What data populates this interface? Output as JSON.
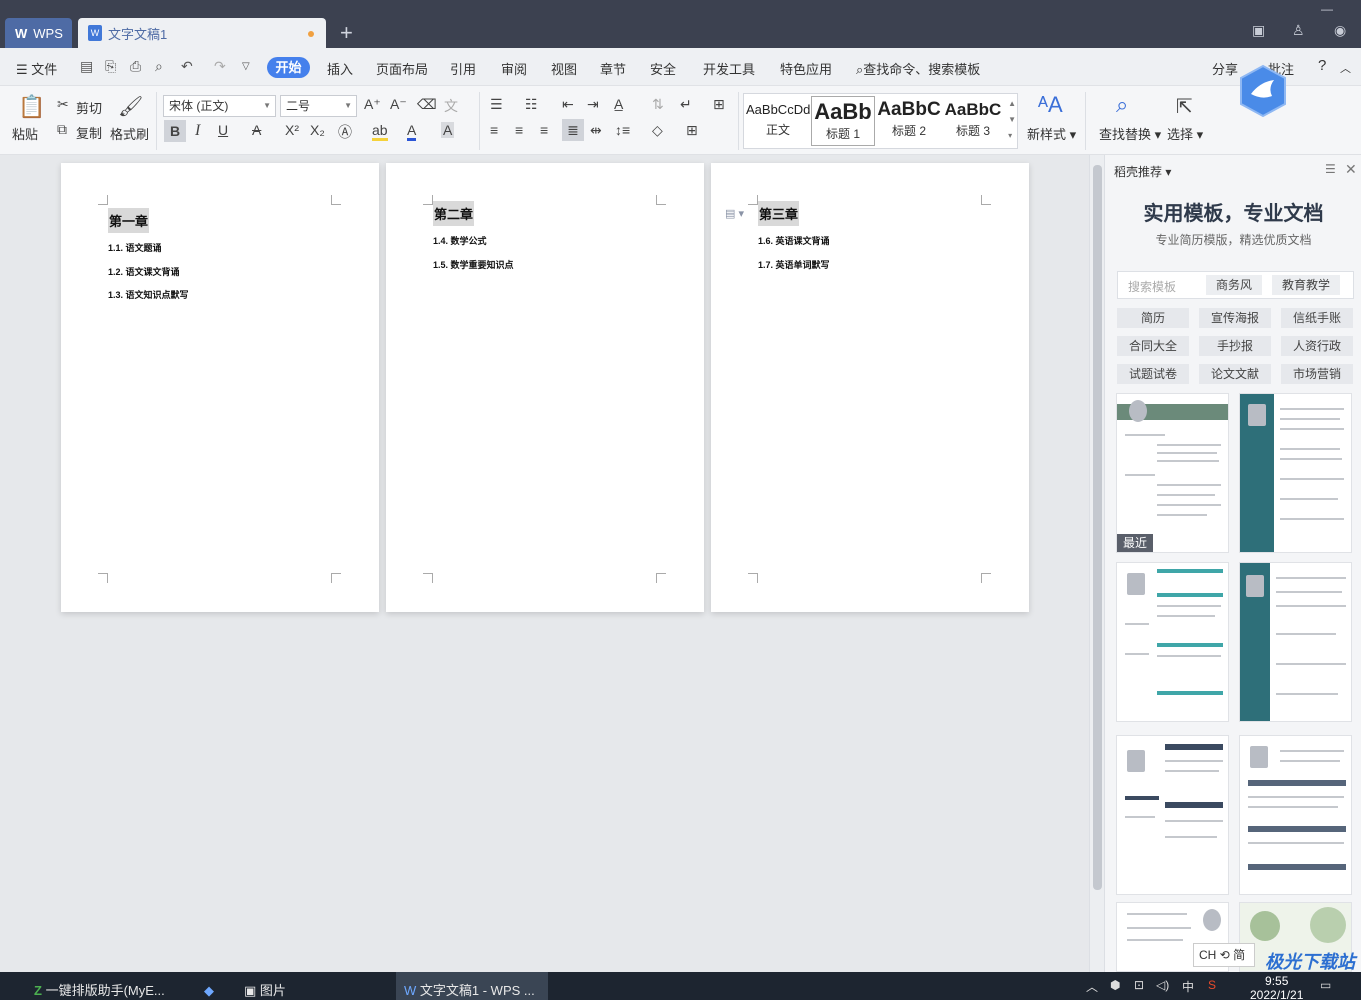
{
  "titlebar": {
    "wps_tab": "WPS",
    "doc_tab": "文字文稿1",
    "new_tab": "+"
  },
  "menubar": {
    "file": "文件",
    "items": [
      "开始",
      "插入",
      "页面布局",
      "引用",
      "审阅",
      "视图",
      "章节",
      "安全",
      "开发工具",
      "特色应用"
    ],
    "search": "查找命令、搜索模板",
    "share": "分享",
    "comment": "批注"
  },
  "ribbon": {
    "paste": "粘贴",
    "cut": "剪切",
    "copy": "复制",
    "format_painter": "格式刷",
    "font_name": "宋体 (正文)",
    "font_size": "二号",
    "styles": [
      {
        "sample": "AaBbCcDd",
        "name": "正文"
      },
      {
        "sample": "AaBb",
        "name": "标题 1"
      },
      {
        "sample": "AaBbC",
        "name": "标题 2"
      },
      {
        "sample": "AaBbC",
        "name": "标题 3"
      }
    ],
    "new_style": "新样式",
    "find_replace": "查找替换",
    "select": "选择"
  },
  "pages": [
    {
      "heading": "第一章",
      "items": [
        "1.1. 语文题诵",
        "1.2. 语文课文背诵",
        "1.3. 语文知识点默写"
      ]
    },
    {
      "heading": "第二章",
      "items": [
        "1.4. 数学公式",
        "1.5. 数学重要知识点"
      ]
    },
    {
      "heading": "第三章",
      "items": [
        "1.6. 英语课文背诵",
        "1.7. 英语单词默写"
      ]
    }
  ],
  "sidepanel": {
    "header": "稻壳推荐",
    "title": "实用模板，专业文档",
    "subtitle": "专业简历模版，精选优质文档",
    "search_placeholder": "搜索模板",
    "chips": [
      "商务风",
      "教育教学"
    ],
    "categories": [
      "简历",
      "宣传海报",
      "信纸手账",
      "合同大全",
      "手抄报",
      "人资行政",
      "试题试卷",
      "论文文献",
      "市场营销"
    ],
    "recent_label": "最近"
  },
  "taskbar": {
    "apps": [
      "一键排版助手(MyE...",
      "图片",
      "文字文稿1 - WPS ..."
    ],
    "ime": "CH",
    "lang": "中",
    "time": "9:55",
    "date": "2022/1/21"
  },
  "watermark": "极光下载站",
  "colors": {
    "accent": "#4580ec",
    "titlebar": "#3c4150",
    "template_teal": "#2e6f79"
  }
}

• • • •

» **The problem**
Repeat the records word for word. Any picture in them should be left out.

» **Written response**
What data populates this interface? Output as JSON.
{
  "titlebar": {
    "wps_tab": "WPS",
    "doc_tab": "文字文稿1",
    "new_tab": "+"
  },
  "menubar": {
    "file": "文件",
    "items": [
      "开始",
      "插入",
      "页面布局",
      "引用",
      "审阅",
      "视图",
      "章节",
      "安全",
      "开发工具",
      "特色应用"
    ],
    "search": "查找命令、搜索模板",
    "share": "分享",
    "comment": "批注"
  },
  "ribbon": {
    "paste": "粘贴",
    "cut": "剪切",
    "copy": "复制",
    "format_painter": "格式刷",
    "font_name": "宋体 (正文)",
    "font_size": "二号",
    "styles": [
      {
        "sample": "AaBbCcDd",
        "name": "正文"
      },
      {
        "sample": "AaBb",
        "name": "标题 1"
      },
      {
        "sample": "AaBbC",
        "name": "标题 2"
      },
      {
        "sample": "AaBbC",
        "name": "标题 3"
      }
    ],
    "new_style": "新样式",
    "find_replace": "查找替换",
    "select": "选择"
  },
  "pages": [
    {
      "heading": "第一章",
      "items": [
        "1.1. 语文题诵",
        "1.2. 语文课文背诵",
        "1.3. 语文知识点默写"
      ]
    },
    {
      "heading": "第二章",
      "items": [
        "1.4. 数学公式",
        "1.5. 数学重要知识点"
      ]
    },
    {
      "heading": "第三章",
      "items": [
        "1.6. 英语课文背诵",
        "1.7. 英语单词默写"
      ]
    }
  ],
  "sidepanel": {
    "header": "稻壳推荐",
    "title": "实用模板，专业文档",
    "subtitle": "专业简历模版，精选优质文档",
    "search_placeholder": "搜索模板",
    "chips": [
      "商务风",
      "教育教学"
    ],
    "categories": [
      "简历",
      "宣传海报",
      "信纸手账",
      "合同大全",
      "手抄报",
      "人资行政",
      "试题试卷",
      "论文文献",
      "市场营销"
    ],
    "recent_label": "最近"
  },
  "taskbar": {
    "apps": [
      "一键排版助手(MyE...",
      "图片",
      "文字文稿1 - WPS ..."
    ],
    "ime": "CH",
    "lang": "中",
    "time": "9:55",
    "date": "2022/1/21"
  },
  "watermark": "极光下载站",
  "colors": {
    "accent": "#4580ec",
    "titlebar": "#3c4150",
    "template_teal": "#2e6f79"
  }
}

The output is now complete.